Document passage.
◆ ◆ ◆ ◆ ◆ ◆ ◆

Context spaces

;Definition : A ''context space'' is a triple <math>(X,I,Y)</math> of sets where <math>Y=\{y_i | i\in I\}</math>, each <math>y_i\subset X</math>, and every element <math>x\in X</math> is exactly the intersection (as a singleton) of some subset of <math>Y</math>.

== Motivation and intuition ==

We can think of two people - Alice and Bob - trying to communicate; our goal is to model their communication in a very general way.  Alice and Bob both think in terms of a certain context space
<math>(X, I, Y)</math>, and Alice has chosen a particular <math>x\in X</math> to convey to Bob.  But she can only communicate elements of the set <math>I</math>, so she sends over a subset
<math>J\subset I</math> which is meant to indicate the element <math>\cap_{j\in J}y_j</math>.

This may sound vaguely similar to Information Theory, but we are not focusing on probabilistic models or noise.  The idea here is more pure and simplistic, in that we assume everything Alice says reaches Bob intact, and we do not consider likelihoods as a basic element of the study.  In addition, traditional information theory implicitly assumes a sequential model of communication, whereas a context space is inspired by a setting without implicit order.

◆ ◆ ◆ ◆ ◆ ◆ ◆

Records.
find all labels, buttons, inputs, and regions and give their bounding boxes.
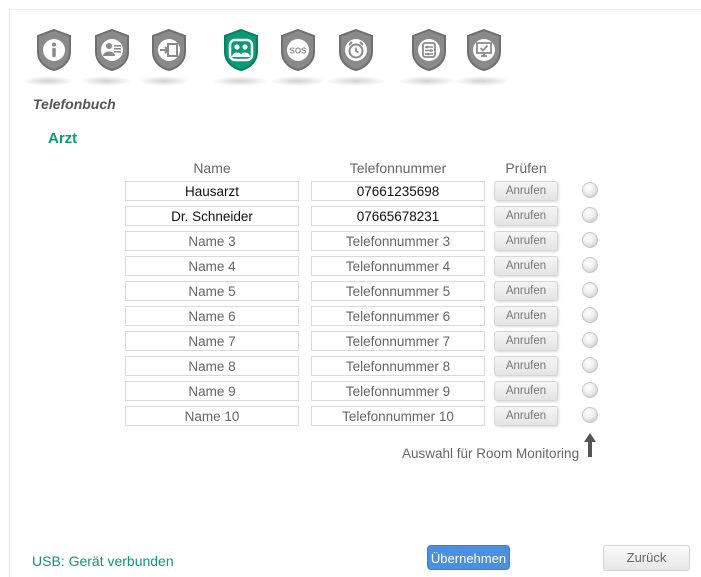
usb-status: USB: Gerät verbunden: [32, 553, 174, 569]
sliders-icon[interactable]: [409, 28, 449, 72]
phone-field[interactable]: Telefonnummer 8: [311, 356, 485, 376]
name-field[interactable]: Name 8: [125, 356, 299, 376]
icon-shadow: [270, 76, 326, 86]
table-row: Name 5 Telefonnummer 5 Anrufen: [0, 281, 701, 305]
sos-icon[interactable]: SOS: [278, 28, 318, 72]
column-header-phone: Telefonnummer: [349, 160, 447, 176]
table-row: Name 6 Telefonnummer 6 Anrufen: [0, 306, 701, 330]
icon-shadow: [212, 76, 268, 86]
name-field[interactable]: Name 5: [125, 281, 299, 301]
page-title: Telefonbuch: [33, 96, 116, 112]
info-icon[interactable]: [34, 28, 74, 72]
name-field[interactable]: Name 7: [125, 331, 299, 351]
icon-shadow: [398, 76, 456, 86]
contacts-icon[interactable]: [221, 28, 261, 72]
room-monitoring-radio[interactable]: [582, 357, 598, 373]
phone-field[interactable]: Telefonnummer 7: [311, 331, 485, 351]
section-title: Arzt: [48, 130, 78, 147]
icon-shadow: [80, 76, 132, 86]
icon-shadow: [22, 76, 74, 86]
room-monitoring-radio[interactable]: [582, 232, 598, 248]
room-monitoring-label: Auswahl für Room Monitoring: [402, 446, 580, 461]
room-monitoring-radio[interactable]: [582, 207, 598, 223]
name-field[interactable]: Dr. Schneider: [125, 206, 299, 226]
phone-field[interactable]: Telefonnummer 6: [311, 306, 485, 326]
table-row: Name 3 Telefonnummer 3 Anrufen: [0, 231, 701, 255]
name-field[interactable]: Name 10: [125, 406, 299, 426]
room-monitoring-radio[interactable]: [582, 182, 598, 198]
icon-shadow: [326, 76, 386, 86]
apply-button[interactable]: Übernehmen: [427, 545, 510, 570]
call-button[interactable]: Anrufen: [494, 406, 558, 426]
phone-field[interactable]: Telefonnummer 9: [311, 381, 485, 401]
column-header-name: Name: [193, 160, 231, 176]
nav-icon-bar: SOS: [0, 22, 701, 92]
monitor-check-icon[interactable]: [464, 28, 504, 72]
svg-text:SOS: SOS: [290, 47, 308, 56]
name-field[interactable]: Name 3: [125, 231, 299, 251]
table-row: Hausarzt 07661235698 Anrufen: [0, 181, 701, 205]
room-monitoring-radio[interactable]: [582, 307, 598, 323]
name-field[interactable]: Name 9: [125, 381, 299, 401]
sign-in-icon[interactable]: [149, 28, 189, 72]
room-monitoring-radio[interactable]: [582, 332, 598, 348]
room-monitoring-radio[interactable]: [582, 407, 598, 423]
call-button[interactable]: Anrufen: [494, 281, 558, 301]
alarm-clock-icon[interactable]: [336, 28, 376, 72]
call-button[interactable]: Anrufen: [494, 331, 558, 351]
phone-field[interactable]: Telefonnummer 10: [311, 406, 485, 426]
icon-shadow: [454, 76, 510, 86]
room-monitoring-radio[interactable]: [582, 257, 598, 273]
phone-field[interactable]: Telefonnummer 5: [311, 281, 485, 301]
icon-shadow: [138, 76, 190, 86]
table-row: Name 9 Telefonnummer 9 Anrufen: [0, 381, 701, 405]
name-field[interactable]: Name 4: [125, 256, 299, 276]
call-button[interactable]: Anrufen: [494, 381, 558, 401]
call-button[interactable]: Anrufen: [494, 356, 558, 376]
call-button[interactable]: Anrufen: [494, 206, 558, 226]
phone-field[interactable]: 07665678231: [311, 206, 485, 226]
call-button[interactable]: Anrufen: [494, 306, 558, 326]
phone-field[interactable]: 07661235698: [311, 181, 485, 201]
room-monitoring-radio[interactable]: [582, 382, 598, 398]
table-row: Name 8 Telefonnummer 8 Anrufen: [0, 356, 701, 380]
name-field[interactable]: Name 6: [125, 306, 299, 326]
table-row: Name 7 Telefonnummer 7 Anrufen: [0, 331, 701, 355]
call-button[interactable]: Anrufen: [494, 256, 558, 276]
table-row: Name 4 Telefonnummer 4 Anrufen: [0, 256, 701, 280]
name-field[interactable]: Hausarzt: [125, 181, 299, 201]
call-button[interactable]: Anrufen: [494, 231, 558, 251]
table-row: Name 10 Telefonnummer 10 Anrufen: [0, 406, 701, 430]
call-button[interactable]: Anrufen: [494, 181, 558, 201]
column-header-check: Prüfen: [505, 160, 547, 176]
phone-field[interactable]: Telefonnummer 4: [311, 256, 485, 276]
table-row: Dr. Schneider 07665678231 Anrufen: [0, 206, 701, 230]
back-button[interactable]: Zurück: [603, 545, 690, 571]
arrow-up-icon: [583, 432, 597, 458]
user-list-icon[interactable]: [92, 28, 132, 72]
phone-field[interactable]: Telefonnummer 3: [311, 231, 485, 251]
room-monitoring-radio[interactable]: [582, 282, 598, 298]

◆ ◆ ◆ ◆ ◆ ◆ ◆

Given problem A. Copy out the entries from the line containing "usb-status: USB: Gerät" to the line containing "name-field[interactable]: Name 3: [125, 231, 299, 251]", without changing anything and including both of those lines.
Given problem B. Continue the passage on context spaces from where it stops.

Written answer A.
usb-status: USB: Gerät verbunden: [32, 553, 174, 569]
sliders-icon[interactable]: [409, 28, 449, 72]
phone-field[interactable]: Telefonnummer 8: [311, 356, 485, 376]
name-field[interactable]: Name 8: [125, 356, 299, 376]
icon-shadow: [270, 76, 326, 86]
table-row: Name 5 Telefonnummer 5 Anrufen: [0, 281, 701, 305]
sos-icon[interactable]: SOS: [278, 28, 318, 72]
column-header-phone: Telefonnummer: [349, 160, 447, 176]
table-row: Name 6 Telefonnummer 6 Anrufen: [0, 306, 701, 330]
icon-shadow: [212, 76, 268, 86]
name-field[interactable]: Name 5: [125, 281, 299, 301]
page-title: Telefonbuch: [33, 96, 116, 112]
info-icon[interactable]: [34, 28, 74, 72]
name-field[interactable]: Name 7: [125, 331, 299, 351]
icon-shadow: [398, 76, 456, 86]
contacts-icon[interactable]: [221, 28, 261, 72]
room-monitoring-radio[interactable]: [582, 357, 598, 373]
phone-field[interactable]: Telefonnummer 7: [311, 331, 485, 351]
section-title: Arzt: [48, 130, 78, 147]
icon-shadow: [80, 76, 132, 86]
icon-shadow: [22, 76, 74, 86]
room-monitoring-radio[interactable]: [582, 232, 598, 248]
room-monitoring-label: Auswahl für Room Monitoring: [402, 446, 580, 461]
room-monitoring-radio[interactable]: [582, 207, 598, 223]
name-field[interactable]: Dr. Schneider: [125, 206, 299, 226]
phone-field[interactable]: Telefonnummer 6: [311, 306, 485, 326]
table-row: Name 3 Telefonnummer 3 Anrufen: [0, 231, 701, 255]
name-field[interactable]: Name 10: [125, 406, 299, 426]
room-monitoring-radio[interactable]: [582, 182, 598, 198]
icon-shadow: [326, 76, 386, 86]
apply-button[interactable]: Übernehmen: [427, 545, 510, 570]
call-button[interactable]: Anrufen: [494, 406, 558, 426]
phone-field[interactable]: Telefonnummer 9: [311, 381, 485, 401]
column-header-name: Name: [193, 160, 231, 176]
nav-icon-bar: SOS: [0, 22, 701, 92]
monitor-check-icon[interactable]: [464, 28, 504, 72]
svg-text:SOS: SOS: [290, 47, 308, 56]
name-field[interactable]: Name 3: [125, 231, 299, 251]

Written answer B.
The name ''context space'' was chosen based on the very intuitive idea that
<blockquote> meaning = data + context.  </blockquote>

As a thought experiment, imagine we have a file which was recovered but whose file format is unknown.  If we open the file as an image in a particular format, we see a picture of a puppy dog.  If we treat the file as a text file, it is a recipe for a grilled cheese sandwich.  If we don't know the origin of the file, we really have no way to know what the intended meaning was; hence the informal idea that understanding requires both raw data (i.e. the file itself) along with a ''context'' in which to interpret that data.  We can imagine the same sort of ambiguity happening with a phonetic phrase which has distinct meanings in different languages.  To be even more realistic, we can consider certain hand gestures known to be variously polite or not depending on the culture, or puns which are known to have some meaning in multiple contexts.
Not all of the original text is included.